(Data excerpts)
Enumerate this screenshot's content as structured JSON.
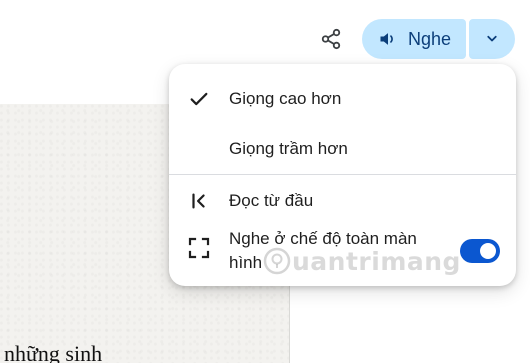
{
  "document": {
    "text_fragment": "những sinh"
  },
  "toolbar": {
    "share_icon": "share-icon",
    "listen_label": "Nghe",
    "listen_icon": "speaker-icon",
    "dropdown_icon": "chevron-down-icon",
    "accent_color": "#c2e7ff",
    "accent_text_color": "#0b3e7a"
  },
  "menu": {
    "items": [
      {
        "label": "Giọng cao hơn",
        "icon": "check-icon",
        "selected": true
      },
      {
        "label": "Giọng trầm hơn",
        "icon": "",
        "selected": false
      },
      {
        "label": "Đọc từ đầu",
        "icon": "skip-to-start-icon"
      },
      {
        "label": "Nghe ở chế độ toàn màn hình",
        "icon": "fullscreen-icon",
        "toggle": {
          "on": true,
          "color": "#0b57d0"
        }
      }
    ]
  },
  "watermark": {
    "text": "uantrimang"
  }
}
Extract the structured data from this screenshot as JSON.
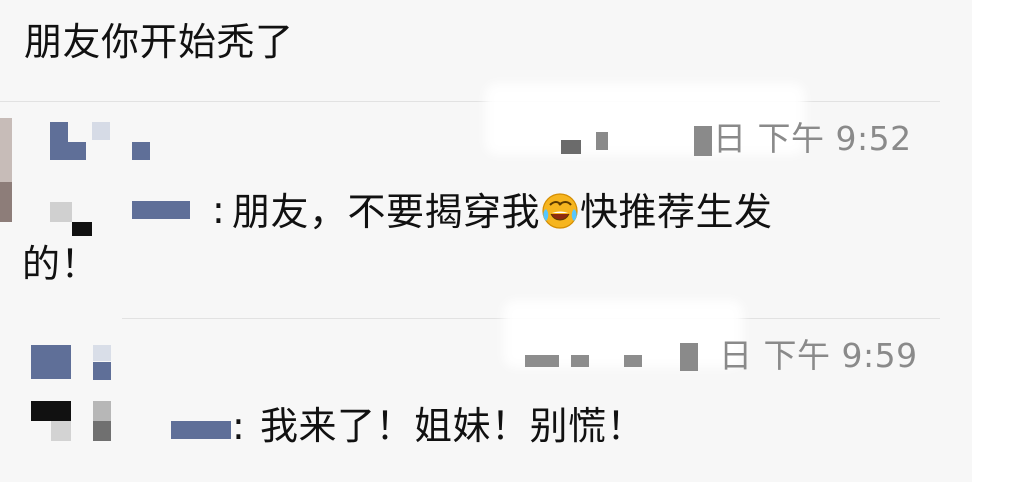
{
  "header_text": "朋友你开始秃了",
  "messages": [
    {
      "name_suffix": ":",
      "time": "日 下午 9:52",
      "text_line1_a": "朋友，不要揭穿我",
      "emoji": "face-with-tears-of-joy-icon",
      "text_line1_b": "快推荐生发",
      "text_line2": "的！"
    },
    {
      "name_suffix": ":",
      "time": "日 下午 9:59",
      "text_line1": "我来了！姐妹！别慌！"
    }
  ],
  "colors": {
    "panel": "#f7f7f7",
    "text": "#111111",
    "meta": "#8a8a8a",
    "blue_pixel": "#5f6f98",
    "gray_pixel": "#b9b9b9",
    "dark_pixel": "#111111",
    "brown_pixel": "#9b8b86"
  }
}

What you will do: Reproduce all of the entries word for word, skipping any pictures they hold.

Problem solution:
Enumerate this screenshot's content as structured JSON.
{
  "document": {
    "text_fragment": "những sinh"
  },
  "toolbar": {
    "share_icon": "share-icon",
    "listen_label": "Nghe",
    "listen_icon": "speaker-icon",
    "dropdown_icon": "chevron-down-icon",
    "accent_color": "#c2e7ff",
    "accent_text_color": "#0b3e7a"
  },
  "menu": {
    "items": [
      {
        "label": "Giọng cao hơn",
        "icon": "check-icon",
        "selected": true
      },
      {
        "label": "Giọng trầm hơn",
        "icon": "",
        "selected": false
      },
      {
        "label": "Đọc từ đầu",
        "icon": "skip-to-start-icon"
      },
      {
        "label": "Nghe ở chế độ toàn màn hình",
        "icon": "fullscreen-icon",
        "toggle": {
          "on": true,
          "color": "#0b57d0"
        }
      }
    ]
  },
  "watermark": {
    "text": "uantrimang"
  }
}
Extract the structured data from this screenshot as JSON.
{
  "header_text": "朋友你开始秃了",
  "messages": [
    {
      "name_suffix": ":",
      "time": "日 下午 9:52",
      "text_line1_a": "朋友，不要揭穿我",
      "emoji": "face-with-tears-of-joy-icon",
      "text_line1_b": "快推荐生发",
      "text_line2": "的！"
    },
    {
      "name_suffix": ":",
      "time": "日 下午 9:59",
      "text_line1": "我来了！姐妹！别慌！"
    }
  ],
  "colors": {
    "panel": "#f7f7f7",
    "text": "#111111",
    "meta": "#8a8a8a",
    "blue_pixel": "#5f6f98",
    "gray_pixel": "#b9b9b9",
    "dark_pixel": "#111111",
    "brown_pixel": "#9b8b86"
  }
}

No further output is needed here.